TASK BRIEF:
Copy out each line of the listing that has the word "Circuit" in it.

[Lines of data]
-- Start --

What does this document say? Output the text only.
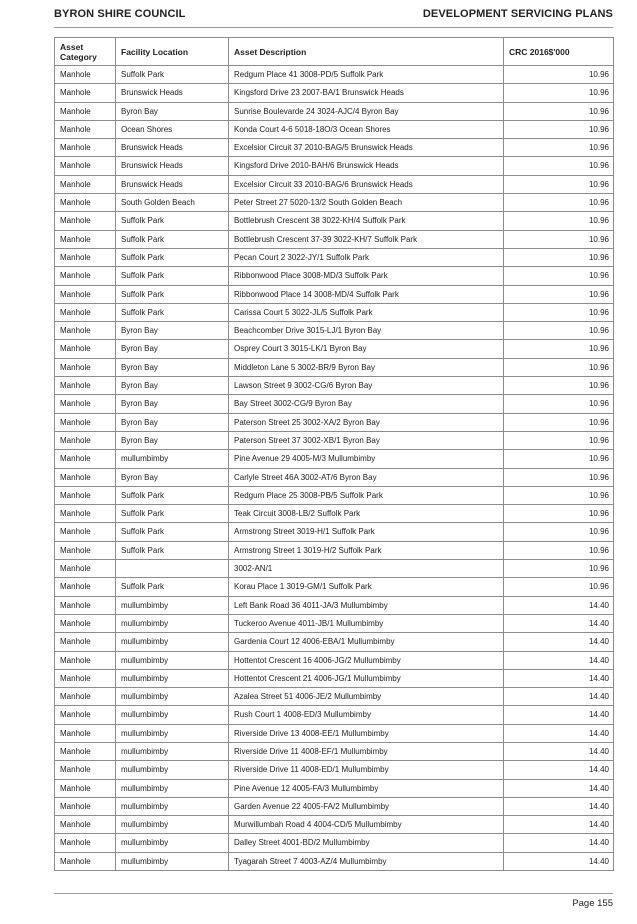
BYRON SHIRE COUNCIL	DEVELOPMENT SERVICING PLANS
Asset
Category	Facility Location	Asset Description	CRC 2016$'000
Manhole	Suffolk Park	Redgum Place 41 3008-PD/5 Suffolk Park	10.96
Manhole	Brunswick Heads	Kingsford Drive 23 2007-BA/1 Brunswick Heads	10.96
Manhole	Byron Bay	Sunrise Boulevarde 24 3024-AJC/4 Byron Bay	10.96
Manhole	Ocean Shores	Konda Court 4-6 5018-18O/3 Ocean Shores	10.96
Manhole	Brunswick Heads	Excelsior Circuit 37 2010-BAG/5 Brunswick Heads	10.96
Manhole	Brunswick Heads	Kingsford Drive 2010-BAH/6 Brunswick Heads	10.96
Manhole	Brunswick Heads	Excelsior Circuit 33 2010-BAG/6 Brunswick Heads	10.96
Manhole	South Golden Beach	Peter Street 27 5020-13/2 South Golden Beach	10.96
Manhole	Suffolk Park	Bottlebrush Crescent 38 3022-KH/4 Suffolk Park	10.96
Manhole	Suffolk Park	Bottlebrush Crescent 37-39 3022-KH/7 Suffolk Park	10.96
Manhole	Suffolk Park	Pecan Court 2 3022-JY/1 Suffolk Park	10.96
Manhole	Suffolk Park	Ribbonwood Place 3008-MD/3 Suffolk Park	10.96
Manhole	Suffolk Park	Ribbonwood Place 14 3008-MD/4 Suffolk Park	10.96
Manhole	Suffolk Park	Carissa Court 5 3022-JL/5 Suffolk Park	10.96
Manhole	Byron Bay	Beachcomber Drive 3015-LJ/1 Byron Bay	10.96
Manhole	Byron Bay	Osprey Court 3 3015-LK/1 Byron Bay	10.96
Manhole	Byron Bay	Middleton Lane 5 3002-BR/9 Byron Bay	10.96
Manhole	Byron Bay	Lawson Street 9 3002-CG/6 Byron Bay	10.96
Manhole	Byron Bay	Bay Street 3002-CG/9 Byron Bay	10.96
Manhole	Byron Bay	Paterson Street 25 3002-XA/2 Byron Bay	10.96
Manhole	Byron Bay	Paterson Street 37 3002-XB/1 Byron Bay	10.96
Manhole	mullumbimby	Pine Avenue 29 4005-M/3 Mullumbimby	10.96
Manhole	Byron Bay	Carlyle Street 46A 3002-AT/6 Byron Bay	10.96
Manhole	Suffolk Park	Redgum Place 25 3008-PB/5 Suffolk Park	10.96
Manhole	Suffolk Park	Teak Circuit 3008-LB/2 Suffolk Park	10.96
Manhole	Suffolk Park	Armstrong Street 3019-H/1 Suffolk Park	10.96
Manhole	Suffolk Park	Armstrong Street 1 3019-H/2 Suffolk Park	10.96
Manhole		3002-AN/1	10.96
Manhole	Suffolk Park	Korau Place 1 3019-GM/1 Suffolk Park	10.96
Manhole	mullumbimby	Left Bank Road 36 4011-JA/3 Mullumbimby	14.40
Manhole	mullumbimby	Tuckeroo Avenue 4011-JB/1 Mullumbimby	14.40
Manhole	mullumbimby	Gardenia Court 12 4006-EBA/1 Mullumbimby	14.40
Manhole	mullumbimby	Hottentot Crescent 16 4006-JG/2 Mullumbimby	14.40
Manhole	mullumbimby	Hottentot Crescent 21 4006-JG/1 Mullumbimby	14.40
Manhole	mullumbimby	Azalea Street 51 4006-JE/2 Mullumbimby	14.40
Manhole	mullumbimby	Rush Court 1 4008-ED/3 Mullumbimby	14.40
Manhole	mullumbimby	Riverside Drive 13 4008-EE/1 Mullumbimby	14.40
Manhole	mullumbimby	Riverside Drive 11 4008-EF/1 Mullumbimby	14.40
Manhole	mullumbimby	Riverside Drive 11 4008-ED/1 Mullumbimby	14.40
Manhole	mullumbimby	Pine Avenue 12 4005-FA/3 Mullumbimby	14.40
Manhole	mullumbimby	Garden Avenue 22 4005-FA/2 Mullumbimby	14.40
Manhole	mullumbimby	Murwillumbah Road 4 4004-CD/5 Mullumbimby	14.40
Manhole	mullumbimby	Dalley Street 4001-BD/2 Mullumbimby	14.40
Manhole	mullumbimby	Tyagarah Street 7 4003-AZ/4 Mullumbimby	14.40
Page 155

-- End --

EXPECTED OUTPUT:
Manhole	Brunswick Heads	Excelsior Circuit 37 2010-BAG/5 Brunswick Heads	10.96
Manhole	Brunswick Heads	Excelsior Circuit 33 2010-BAG/6 Brunswick Heads	10.96
Manhole	Suffolk Park	Teak Circuit 3008-LB/2 Suffolk Park	10.96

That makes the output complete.